**INFORMATION PROVIDED**:
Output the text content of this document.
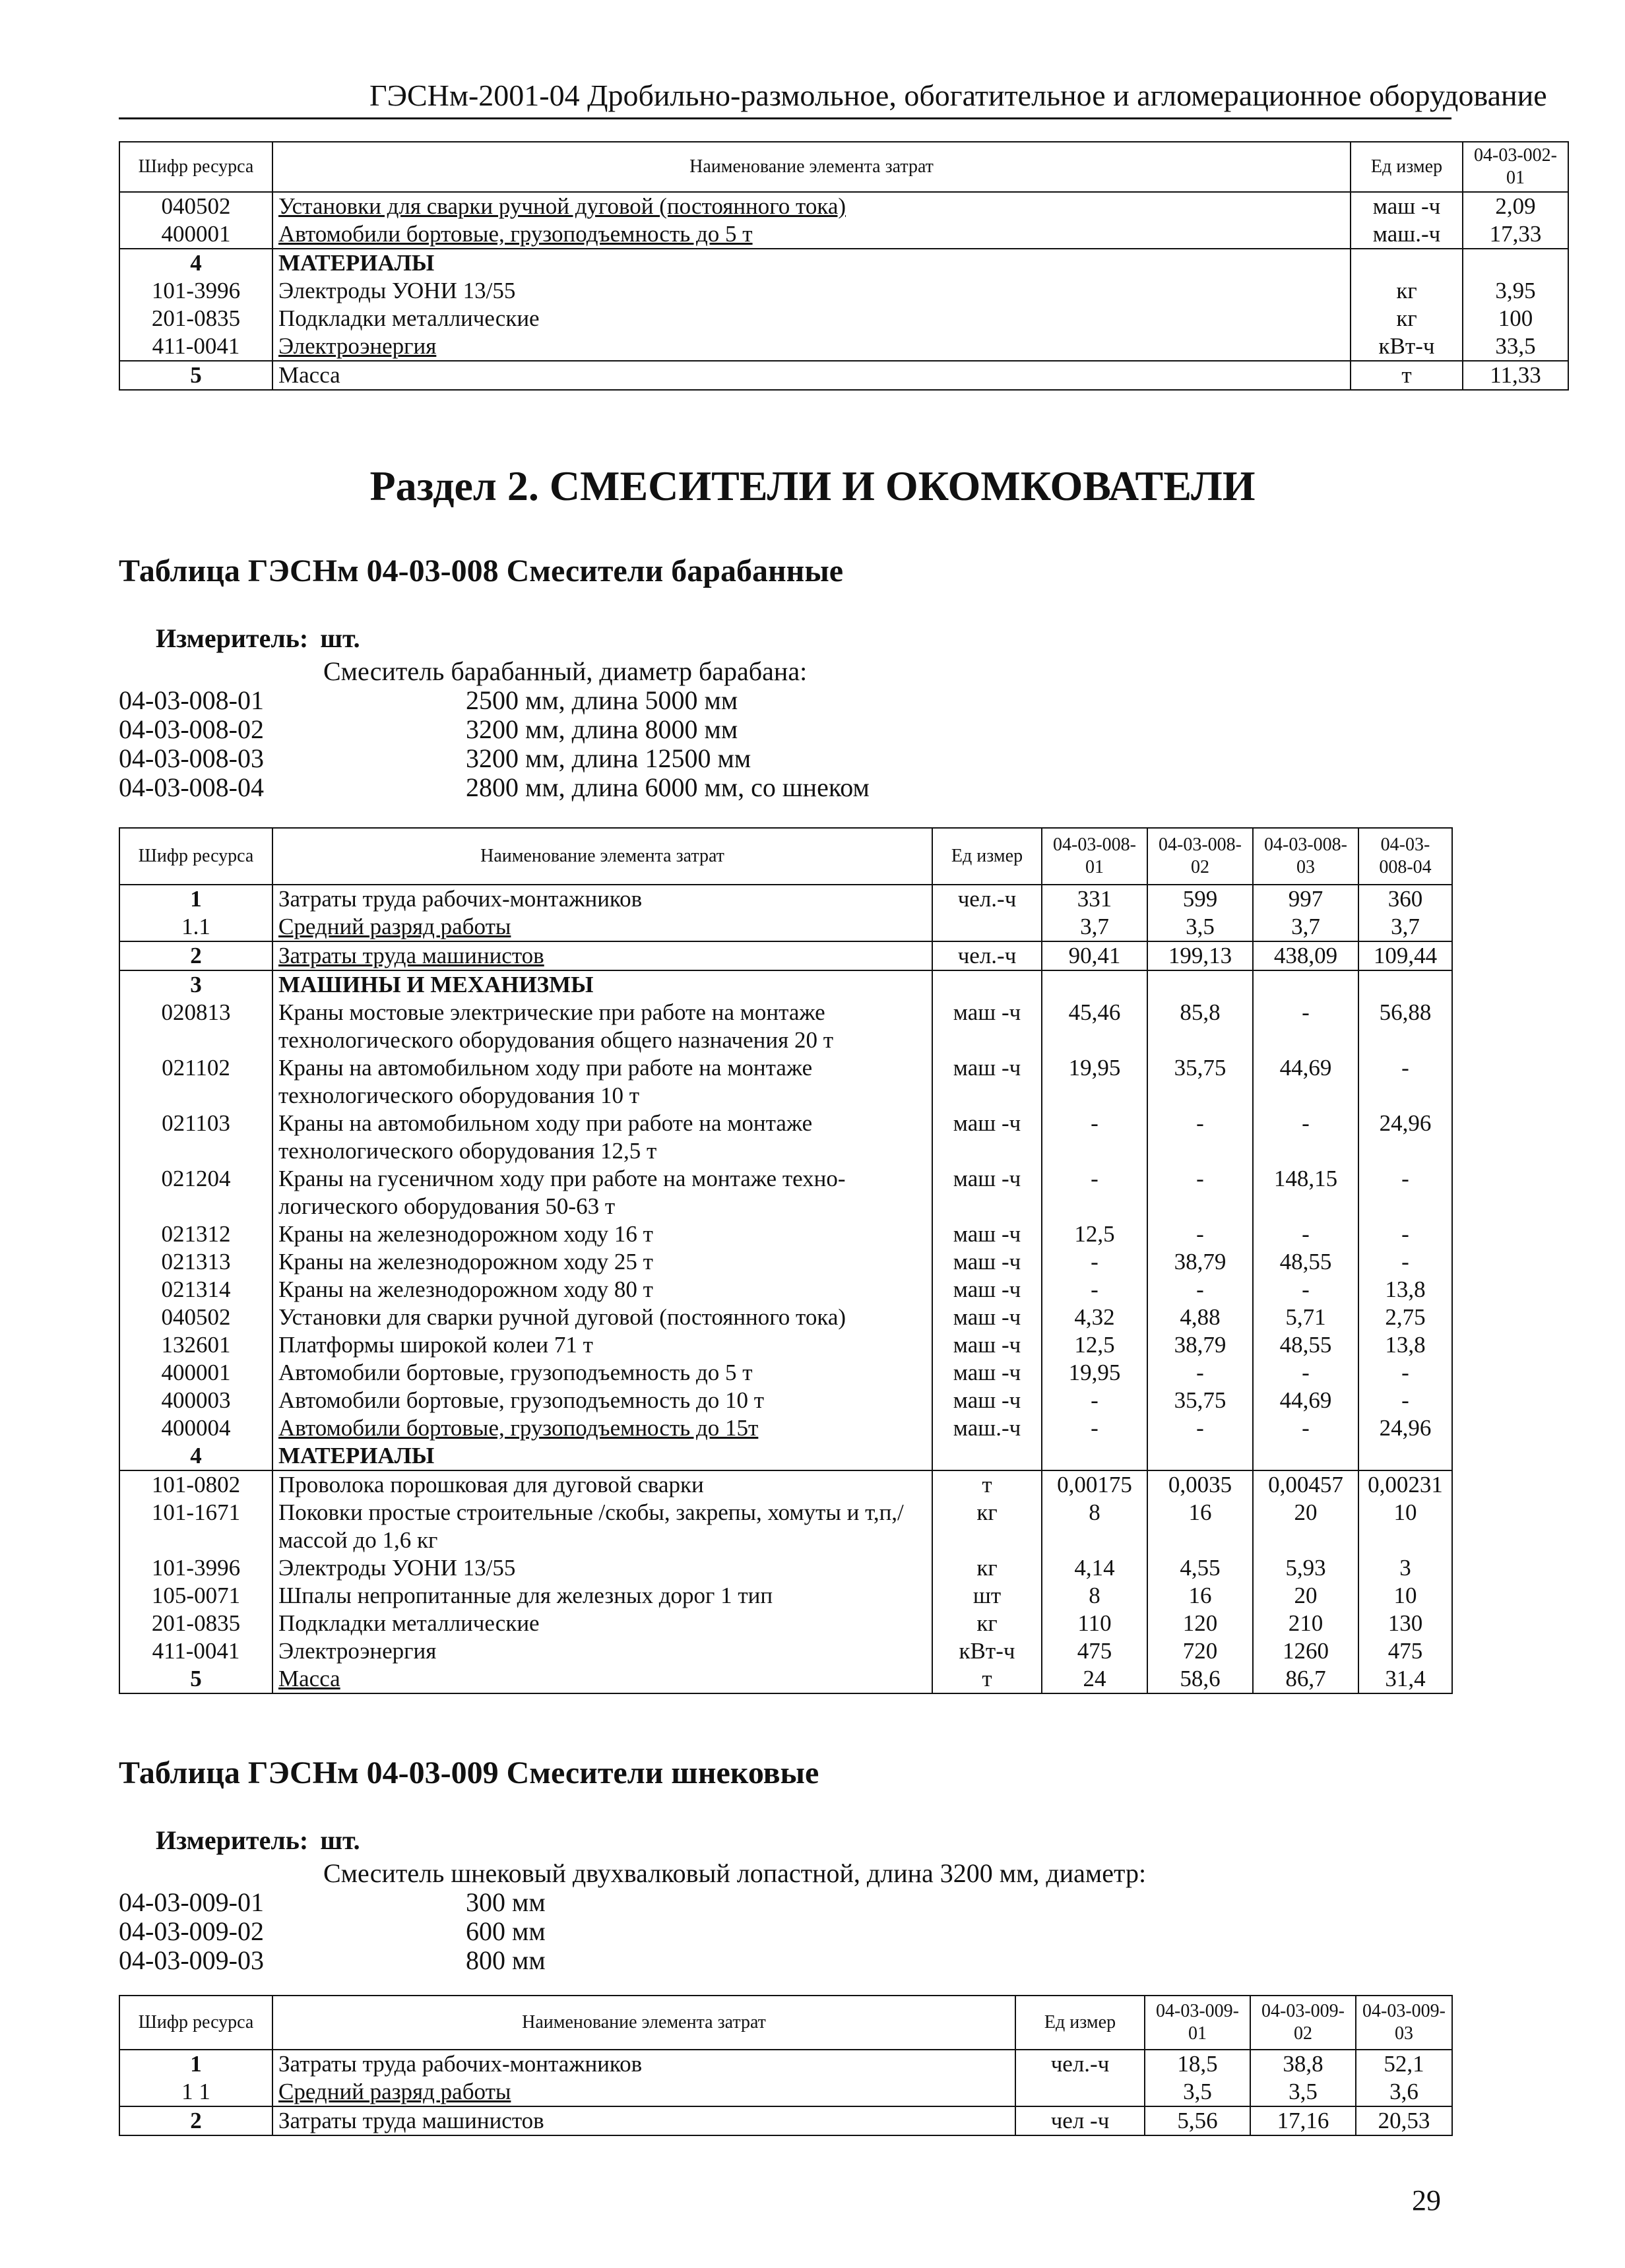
ГЭСНм-2001-04 Дробильно-размольное, обогатительное и агломерационное оборудование
Шифр ресурса	Наименование элемента затрат	Ед измер	04-03-002-01
040502	Установки для сварки ручной дуговой (постоянного тока)	маш -ч	2,09
400001	Автомобили бортовые, грузоподъемность до 5 т	маш.-ч	17,33
4	МАТЕРИАЛЫ		
101-3996	Электроды УОНИ 13/55	кг	3,95
201-0835	Подкладки металлические	кг	100
411-0041	Электроэнергия	кВт-ч	33,5
5	Масса	т	11,33
Раздел 2. СМЕСИТЕЛИ И ОКОМКОВАТЕЛИ
Таблица ГЭСНм 04-03-008 Смесители барабанные
Измеритель: шт.
Смеситель барабанный, диаметр барабана:
04-03-008-01	2500 мм, длина 5000 мм
04-03-008-02	3200 мм, длина 8000 мм
04-03-008-03	3200 мм, длина 12500 мм
04-03-008-04	2800 мм, длина 6000 мм, со шнеком
Шифр ресурса	Наименование элемента затрат	Ед измер	04-03-008-01	04-03-008-02	04-03-008-03	04-03-008-04
1	Затраты труда рабочих-монтажников	чел.-ч	331	599	997	360
1.1	Средний разряд работы		3,7	3,5	3,7	3,7
2	Затраты труда машинистов	чел.-ч	90,41	199,13	438,09	109,44
3	МАШИНЫ И МЕХАНИЗМЫ					
020813	Краны мостовые электрические при работе на монтаже технологического оборудования общего назначения 20 т	маш -ч	45,46	85,8	-	56,88
021102	Краны на автомобильном ходу при работе на монтаже технологического оборудования 10 т	маш -ч	19,95	35,75	44,69	-
021103	Краны на автомобильном ходу при работе на монтаже технологического оборудования 12,5 т	маш -ч	-	-	-	24,96
021204	Краны на гусеничном ходу при работе на монтаже техно-логического оборудования 50-63 т	маш -ч	-	-	148,15	-
021312	Краны на железнодорожном ходу 16 т	маш -ч	12,5	-	-	-
021313	Краны на железнодорожном ходу 25 т	маш -ч	-	38,79	48,55	-
021314	Краны на железнодорожном ходу 80 т	маш -ч	-	-	-	13,8
040502	Установки для сварки ручной дуговой (постоянного тока)	маш -ч	4,32	4,88	5,71	2,75
132601	Платформы широкой колеи 71 т	маш -ч	12,5	38,79	48,55	13,8
400001	Автомобили бортовые, грузоподъемность до 5 т	маш -ч	19,95	-	-	-
400003	Автомобили бортовые, грузоподъемность до 10 т	маш -ч	-	35,75	44,69	-
400004	Автомобили бортовые, грузоподъемность до 15т	маш.-ч	-	-	-	24,96
4	МАТЕРИАЛЫ					
101-0802	Проволока порошковая для дуговой сварки	т	0,00175	0,0035	0,00457	0,00231
101-1671	Поковки простые строительные /скобы, закрепы, хомуты и т,п,/ массой до 1,6 кг	кг	8	16	20	10
101-3996	Электроды УОНИ 13/55	кг	4,14	4,55	5,93	3
105-0071	Шпалы непропитанные для железных дорог 1 тип	шт	8	16	20	10
201-0835	Подкладки металлические	кг	110	120	210	130
411-0041	Электроэнергия	кВт-ч	475	720	1260	475
5	Масса	т	24	58,6	86,7	31,4
Таблица ГЭСНм 04-03-009 Смесители шнековые
Измеритель: шт.
Смеситель шнековый двухвалковый лопастной, длина 3200 мм, диаметр:
04-03-009-01	300 мм
04-03-009-02	600 мм
04-03-009-03	800 мм
Шифр ресурса	Наименование элемента затрат	Ед измер	04-03-009-01	04-03-009-02	04-03-009-03
1	Затраты труда рабочих-монтажников	чел.-ч	18,5	38,8	52,1
1 1	Средний разряд работы		3,5	3,5	3,6
2	Затраты труда машинистов	чел -ч	5,56	17,16	20,53
29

**GIVEN REQUEST**:
Restate the whole listing above exactly, please, omitting every image.

**WRITTEN SOLUTION**:
Output the text content of this document.
ГЭСНм-2001-04 Дробильно-размольное, обогатительное и агломерационное оборудование
Шифр ресурса	Наименование элемента затрат	Ед измер	04-03-002-01
040502	Установки для сварки ручной дуговой (постоянного тока)	маш -ч	2,09
400001	Автомобили бортовые, грузоподъемность до 5 т	маш.-ч	17,33
4	МАТЕРИАЛЫ		
101-3996	Электроды УОНИ 13/55	кг	3,95
201-0835	Подкладки металлические	кг	100
411-0041	Электроэнергия	кВт-ч	33,5
5	Масса	т	11,33
Раздел 2. СМЕСИТЕЛИ И ОКОМКОВАТЕЛИ
Таблица ГЭСНм 04-03-008 Смесители барабанные
Измеритель: шт.
Смеситель барабанный, диаметр барабана:
04-03-008-01	2500 мм, длина 5000 мм
04-03-008-02	3200 мм, длина 8000 мм
04-03-008-03	3200 мм, длина 12500 мм
04-03-008-04	2800 мм, длина 6000 мм, со шнеком
Шифр ресурса	Наименование элемента затрат	Ед измер	04-03-008-01	04-03-008-02	04-03-008-03	04-03-008-04
1	Затраты труда рабочих-монтажников	чел.-ч	331	599	997	360
1.1	Средний разряд работы		3,7	3,5	3,7	3,7
2	Затраты труда машинистов	чел.-ч	90,41	199,13	438,09	109,44
3	МАШИНЫ И МЕХАНИЗМЫ					
020813	Краны мостовые электрические при работе на монтаже технологического оборудования общего назначения 20 т	маш -ч	45,46	85,8	-	56,88
021102	Краны на автомобильном ходу при работе на монтаже технологического оборудования 10 т	маш -ч	19,95	35,75	44,69	-
021103	Краны на автомобильном ходу при работе на монтаже технологического оборудования 12,5 т	маш -ч	-	-	-	24,96
021204	Краны на гусеничном ходу при работе на монтаже техно-логического оборудования 50-63 т	маш -ч	-	-	148,15	-
021312	Краны на железнодорожном ходу 16 т	маш -ч	12,5	-	-	-
021313	Краны на железнодорожном ходу 25 т	маш -ч	-	38,79	48,55	-
021314	Краны на железнодорожном ходу 80 т	маш -ч	-	-	-	13,8
040502	Установки для сварки ручной дуговой (постоянного тока)	маш -ч	4,32	4,88	5,71	2,75
132601	Платформы широкой колеи 71 т	маш -ч	12,5	38,79	48,55	13,8
400001	Автомобили бортовые, грузоподъемность до 5 т	маш -ч	19,95	-	-	-
400003	Автомобили бортовые, грузоподъемность до 10 т	маш -ч	-	35,75	44,69	-
400004	Автомобили бортовые, грузоподъемность до 15т	маш.-ч	-	-	-	24,96
4	МАТЕРИАЛЫ					
101-0802	Проволока порошковая для дуговой сварки	т	0,00175	0,0035	0,00457	0,00231
101-1671	Поковки простые строительные /скобы, закрепы, хомуты и т,п,/ массой до 1,6 кг	кг	8	16	20	10
101-3996	Электроды УОНИ 13/55	кг	4,14	4,55	5,93	3
105-0071	Шпалы непропитанные для железных дорог 1 тип	шт	8	16	20	10
201-0835	Подкладки металлические	кг	110	120	210	130
411-0041	Электроэнергия	кВт-ч	475	720	1260	475
5	Масса	т	24	58,6	86,7	31,4
Таблица ГЭСНм 04-03-009 Смесители шнековые
Измеритель: шт.
Смеситель шнековый двухвалковый лопастной, длина 3200 мм, диаметр:
04-03-009-01	300 мм
04-03-009-02	600 мм
04-03-009-03	800 мм
Шифр ресурса	Наименование элемента затрат	Ед измер	04-03-009-01	04-03-009-02	04-03-009-03
1	Затраты труда рабочих-монтажников	чел.-ч	18,5	38,8	52,1
1 1	Средний разряд работы		3,5	3,5	3,6
2	Затраты труда машинистов	чел -ч	5,56	17,16	20,53
29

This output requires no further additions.